## Work to complete
Write out the data again in full, exactly as it reads.

## Material for the task
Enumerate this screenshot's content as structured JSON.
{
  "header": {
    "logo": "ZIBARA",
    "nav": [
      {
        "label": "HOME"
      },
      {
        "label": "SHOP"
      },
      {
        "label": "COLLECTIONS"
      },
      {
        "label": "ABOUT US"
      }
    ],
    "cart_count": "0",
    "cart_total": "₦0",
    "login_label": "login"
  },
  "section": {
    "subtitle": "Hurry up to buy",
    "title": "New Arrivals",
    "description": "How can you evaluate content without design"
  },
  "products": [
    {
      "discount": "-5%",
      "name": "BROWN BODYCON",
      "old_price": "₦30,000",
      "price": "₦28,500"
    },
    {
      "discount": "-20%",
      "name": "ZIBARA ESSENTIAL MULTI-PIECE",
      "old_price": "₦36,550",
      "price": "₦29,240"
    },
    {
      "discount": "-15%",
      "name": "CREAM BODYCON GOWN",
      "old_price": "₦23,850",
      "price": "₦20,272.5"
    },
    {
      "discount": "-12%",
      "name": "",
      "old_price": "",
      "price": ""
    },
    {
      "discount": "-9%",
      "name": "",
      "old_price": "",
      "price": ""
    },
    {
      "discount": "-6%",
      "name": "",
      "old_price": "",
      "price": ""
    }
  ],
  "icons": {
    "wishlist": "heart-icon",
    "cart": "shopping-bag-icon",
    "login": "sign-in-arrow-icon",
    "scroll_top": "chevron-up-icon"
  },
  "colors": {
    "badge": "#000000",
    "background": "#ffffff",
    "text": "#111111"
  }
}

## Output for this exercise
Enumerate this screenshot's content as structured JSON.
{
  "header": {
    "logo": "ZIBARA",
    "nav": [
      {
        "label": "HOME"
      },
      {
        "label": "SHOP"
      },
      {
        "label": "COLLECTIONS"
      },
      {
        "label": "ABOUT US"
      }
    ],
    "cart_count": "0",
    "cart_total": "₦0",
    "login_label": "login"
  },
  "section": {
    "subtitle": "Hurry up to buy",
    "title": "New Arrivals",
    "description": "How can you evaluate content without design"
  },
  "products": [
    {
      "discount": "-5%",
      "name": "BROWN BODYCON",
      "old_price": "₦30,000",
      "price": "₦28,500"
    },
    {
      "discount": "-20%",
      "name": "ZIBARA ESSENTIAL MULTI-PIECE",
      "old_price": "₦36,550",
      "price": "₦29,240"
    },
    {
      "discount": "-15%",
      "name": "CREAM BODYCON GOWN",
      "old_price": "₦23,850",
      "price": "₦20,272.5"
    },
    {
      "discount": "-12%",
      "name": "",
      "old_price": "",
      "price": ""
    },
    {
      "discount": "-9%",
      "name": "",
      "old_price": "",
      "price": ""
    },
    {
      "discount": "-6%",
      "name": "",
      "old_price": "",
      "price": ""
    }
  ],
  "icons": {
    "wishlist": "heart-icon",
    "cart": "shopping-bag-icon",
    "login": "sign-in-arrow-icon",
    "scroll_top": "chevron-up-icon"
  },
  "colors": {
    "badge": "#000000",
    "background": "#ffffff",
    "text": "#111111"
  }
}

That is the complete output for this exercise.